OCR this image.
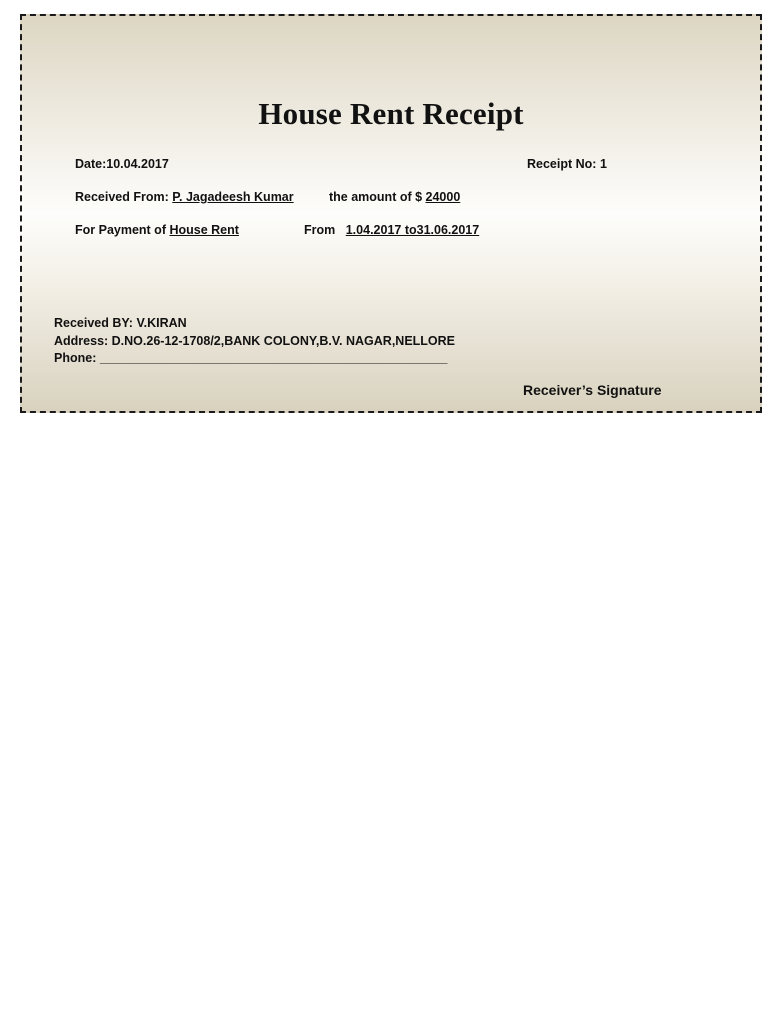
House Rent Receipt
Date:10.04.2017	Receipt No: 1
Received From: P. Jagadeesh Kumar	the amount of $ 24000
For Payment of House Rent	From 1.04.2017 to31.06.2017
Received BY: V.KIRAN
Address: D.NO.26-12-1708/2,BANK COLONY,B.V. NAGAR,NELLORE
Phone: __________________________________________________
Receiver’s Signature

-------------------------

Aim: Gather all the lines that include the word "House" and copy them out.

Correct answer:
House Rent Receipt
For Payment of House Rent	From 1.04.2017 to31.06.2017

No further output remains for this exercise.